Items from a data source
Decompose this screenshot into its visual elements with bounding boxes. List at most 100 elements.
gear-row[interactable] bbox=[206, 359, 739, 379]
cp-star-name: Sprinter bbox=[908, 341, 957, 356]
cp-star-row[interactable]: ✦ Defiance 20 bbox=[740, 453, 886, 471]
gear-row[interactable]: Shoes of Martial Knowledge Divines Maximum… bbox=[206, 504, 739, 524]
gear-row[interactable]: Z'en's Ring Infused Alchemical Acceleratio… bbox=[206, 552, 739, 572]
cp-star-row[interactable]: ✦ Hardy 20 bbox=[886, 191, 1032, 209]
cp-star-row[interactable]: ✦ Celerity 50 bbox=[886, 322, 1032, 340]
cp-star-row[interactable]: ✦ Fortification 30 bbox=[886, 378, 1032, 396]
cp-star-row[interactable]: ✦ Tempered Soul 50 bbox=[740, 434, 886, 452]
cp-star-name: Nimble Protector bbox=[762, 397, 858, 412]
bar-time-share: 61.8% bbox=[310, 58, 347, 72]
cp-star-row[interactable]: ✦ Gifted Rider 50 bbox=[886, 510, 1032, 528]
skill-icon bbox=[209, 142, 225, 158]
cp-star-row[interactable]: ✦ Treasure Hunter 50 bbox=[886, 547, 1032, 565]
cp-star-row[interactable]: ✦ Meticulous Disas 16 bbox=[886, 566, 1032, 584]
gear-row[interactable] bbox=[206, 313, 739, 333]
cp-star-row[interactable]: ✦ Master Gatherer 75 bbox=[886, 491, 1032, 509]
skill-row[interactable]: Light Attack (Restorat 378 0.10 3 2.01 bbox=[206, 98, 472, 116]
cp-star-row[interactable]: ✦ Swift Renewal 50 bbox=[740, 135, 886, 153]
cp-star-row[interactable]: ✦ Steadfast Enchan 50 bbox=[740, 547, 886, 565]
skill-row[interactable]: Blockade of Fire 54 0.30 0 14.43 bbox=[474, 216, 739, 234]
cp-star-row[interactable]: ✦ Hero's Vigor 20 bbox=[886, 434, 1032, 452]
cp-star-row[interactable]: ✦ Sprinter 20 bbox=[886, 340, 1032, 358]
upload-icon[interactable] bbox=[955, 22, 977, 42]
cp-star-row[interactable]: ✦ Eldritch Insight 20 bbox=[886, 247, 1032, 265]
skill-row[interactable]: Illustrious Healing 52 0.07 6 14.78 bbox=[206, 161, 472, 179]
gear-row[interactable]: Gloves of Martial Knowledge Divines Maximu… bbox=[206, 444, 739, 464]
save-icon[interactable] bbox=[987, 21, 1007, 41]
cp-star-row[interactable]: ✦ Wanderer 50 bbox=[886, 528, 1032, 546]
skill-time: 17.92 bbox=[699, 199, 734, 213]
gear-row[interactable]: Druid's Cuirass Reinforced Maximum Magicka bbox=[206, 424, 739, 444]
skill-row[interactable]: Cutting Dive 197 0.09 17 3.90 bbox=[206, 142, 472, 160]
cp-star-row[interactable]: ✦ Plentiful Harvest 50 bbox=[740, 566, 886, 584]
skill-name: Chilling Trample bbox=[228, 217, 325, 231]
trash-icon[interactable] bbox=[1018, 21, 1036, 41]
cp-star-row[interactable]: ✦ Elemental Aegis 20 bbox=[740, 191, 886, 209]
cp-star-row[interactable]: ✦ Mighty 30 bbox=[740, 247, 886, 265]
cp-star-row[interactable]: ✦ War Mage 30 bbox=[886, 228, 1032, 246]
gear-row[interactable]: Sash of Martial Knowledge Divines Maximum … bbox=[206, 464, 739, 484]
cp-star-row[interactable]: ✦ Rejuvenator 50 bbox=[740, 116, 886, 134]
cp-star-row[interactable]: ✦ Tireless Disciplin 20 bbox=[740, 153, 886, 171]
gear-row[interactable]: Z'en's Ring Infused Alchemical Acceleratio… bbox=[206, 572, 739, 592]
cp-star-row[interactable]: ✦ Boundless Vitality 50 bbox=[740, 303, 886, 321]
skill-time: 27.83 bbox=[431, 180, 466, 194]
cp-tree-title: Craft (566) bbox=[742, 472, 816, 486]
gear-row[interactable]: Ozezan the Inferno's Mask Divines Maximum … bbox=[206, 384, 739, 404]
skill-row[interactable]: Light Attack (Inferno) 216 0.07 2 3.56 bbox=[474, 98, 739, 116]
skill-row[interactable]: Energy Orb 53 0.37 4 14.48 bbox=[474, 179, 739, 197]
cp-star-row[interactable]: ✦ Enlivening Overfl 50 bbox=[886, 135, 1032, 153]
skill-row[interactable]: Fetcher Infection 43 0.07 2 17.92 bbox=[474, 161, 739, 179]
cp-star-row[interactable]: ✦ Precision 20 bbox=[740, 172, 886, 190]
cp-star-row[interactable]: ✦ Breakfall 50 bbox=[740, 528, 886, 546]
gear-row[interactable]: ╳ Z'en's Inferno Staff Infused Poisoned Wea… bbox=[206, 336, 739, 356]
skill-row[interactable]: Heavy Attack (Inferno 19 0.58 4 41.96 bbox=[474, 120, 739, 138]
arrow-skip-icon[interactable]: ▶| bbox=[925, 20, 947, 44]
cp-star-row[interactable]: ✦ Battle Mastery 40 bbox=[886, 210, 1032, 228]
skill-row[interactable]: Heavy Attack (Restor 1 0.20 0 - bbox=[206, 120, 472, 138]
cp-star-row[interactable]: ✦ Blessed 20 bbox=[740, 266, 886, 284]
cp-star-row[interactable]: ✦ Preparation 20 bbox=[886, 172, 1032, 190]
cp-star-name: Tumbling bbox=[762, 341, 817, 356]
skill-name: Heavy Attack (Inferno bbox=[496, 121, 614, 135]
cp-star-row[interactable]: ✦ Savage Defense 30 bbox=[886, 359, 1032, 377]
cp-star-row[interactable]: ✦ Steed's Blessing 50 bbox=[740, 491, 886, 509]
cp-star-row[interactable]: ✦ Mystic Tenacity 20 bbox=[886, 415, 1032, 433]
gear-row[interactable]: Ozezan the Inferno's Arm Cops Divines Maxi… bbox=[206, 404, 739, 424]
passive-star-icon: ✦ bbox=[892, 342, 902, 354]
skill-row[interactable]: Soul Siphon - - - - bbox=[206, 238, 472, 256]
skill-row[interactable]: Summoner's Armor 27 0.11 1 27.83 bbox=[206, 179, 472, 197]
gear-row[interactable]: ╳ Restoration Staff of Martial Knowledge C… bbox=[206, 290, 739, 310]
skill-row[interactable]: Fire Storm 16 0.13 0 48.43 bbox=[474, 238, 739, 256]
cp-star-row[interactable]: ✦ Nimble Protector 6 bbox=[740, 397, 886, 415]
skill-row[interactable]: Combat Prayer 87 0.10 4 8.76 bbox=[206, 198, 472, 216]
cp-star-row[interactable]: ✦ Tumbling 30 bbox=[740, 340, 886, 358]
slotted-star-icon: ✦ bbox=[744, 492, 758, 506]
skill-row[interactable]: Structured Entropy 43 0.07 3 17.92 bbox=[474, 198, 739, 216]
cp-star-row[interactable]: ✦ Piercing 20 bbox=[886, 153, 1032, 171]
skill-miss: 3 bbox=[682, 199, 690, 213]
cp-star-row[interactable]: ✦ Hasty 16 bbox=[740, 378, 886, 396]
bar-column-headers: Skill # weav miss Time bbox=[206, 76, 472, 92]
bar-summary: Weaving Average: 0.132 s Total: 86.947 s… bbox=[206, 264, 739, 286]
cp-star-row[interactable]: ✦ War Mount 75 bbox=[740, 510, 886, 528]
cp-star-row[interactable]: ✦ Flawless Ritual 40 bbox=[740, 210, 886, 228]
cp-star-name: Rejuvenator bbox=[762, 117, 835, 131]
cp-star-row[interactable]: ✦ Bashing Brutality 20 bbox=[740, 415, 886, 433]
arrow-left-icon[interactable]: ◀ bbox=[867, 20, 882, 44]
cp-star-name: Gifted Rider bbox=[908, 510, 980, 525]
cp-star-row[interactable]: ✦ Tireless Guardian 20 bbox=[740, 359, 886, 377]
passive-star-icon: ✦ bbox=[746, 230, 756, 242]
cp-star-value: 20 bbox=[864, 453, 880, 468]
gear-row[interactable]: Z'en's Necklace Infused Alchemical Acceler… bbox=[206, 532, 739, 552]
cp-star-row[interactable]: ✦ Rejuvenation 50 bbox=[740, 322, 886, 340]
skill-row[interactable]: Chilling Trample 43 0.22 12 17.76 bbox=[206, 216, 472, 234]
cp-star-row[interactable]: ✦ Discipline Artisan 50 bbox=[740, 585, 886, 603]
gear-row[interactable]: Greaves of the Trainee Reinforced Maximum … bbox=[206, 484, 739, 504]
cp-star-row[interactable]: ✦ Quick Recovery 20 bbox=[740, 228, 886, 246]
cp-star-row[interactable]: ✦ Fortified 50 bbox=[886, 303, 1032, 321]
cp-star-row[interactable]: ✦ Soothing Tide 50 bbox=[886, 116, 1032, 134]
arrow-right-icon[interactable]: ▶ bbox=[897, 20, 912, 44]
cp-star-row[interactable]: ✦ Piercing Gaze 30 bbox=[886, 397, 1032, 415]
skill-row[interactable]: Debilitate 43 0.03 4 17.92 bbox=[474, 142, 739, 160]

WHAT YOU ARE ASKED TO DO: Reproduce the listing from its first line through the line containing "cp-star-row[interactable]: ✦ Meticulous", changing "Celerity" to "Swiftness" and leaving everything else unchanged.

ANSWER IN FULL:
Decompose this screenshot into its visual elements with bounding boxes. List at most 100 elements.
gear-row[interactable] bbox=[206, 359, 739, 379]
cp-star-name: Sprinter bbox=[908, 341, 957, 356]
cp-star-row[interactable]: ✦ Defiance 20 bbox=[740, 453, 886, 471]
gear-row[interactable]: Shoes of Martial Knowledge Divines Maximum… bbox=[206, 504, 739, 524]
gear-row[interactable]: Z'en's Ring Infused Alchemical Acceleratio… bbox=[206, 552, 739, 572]
cp-star-row[interactable]: ✦ Hardy 20 bbox=[886, 191, 1032, 209]
cp-star-row[interactable]: ✦ Swiftness 50 bbox=[886, 322, 1032, 340]
cp-star-row[interactable]: ✦ Fortification 30 bbox=[886, 378, 1032, 396]
cp-star-row[interactable]: ✦ Tempered Soul 50 bbox=[740, 434, 886, 452]
cp-star-name: Nimble Protector bbox=[762, 397, 858, 412]
bar-time-share: 61.8% bbox=[310, 58, 347, 72]
cp-star-row[interactable]: ✦ Gifted Rider 50 bbox=[886, 510, 1032, 528]
skill-icon bbox=[209, 142, 225, 158]
cp-star-row[interactable]: ✦ Treasure Hunter 50 bbox=[886, 547, 1032, 565]
cp-star-row[interactable]: ✦ Meticulous Disas 16 bbox=[886, 566, 1032, 584]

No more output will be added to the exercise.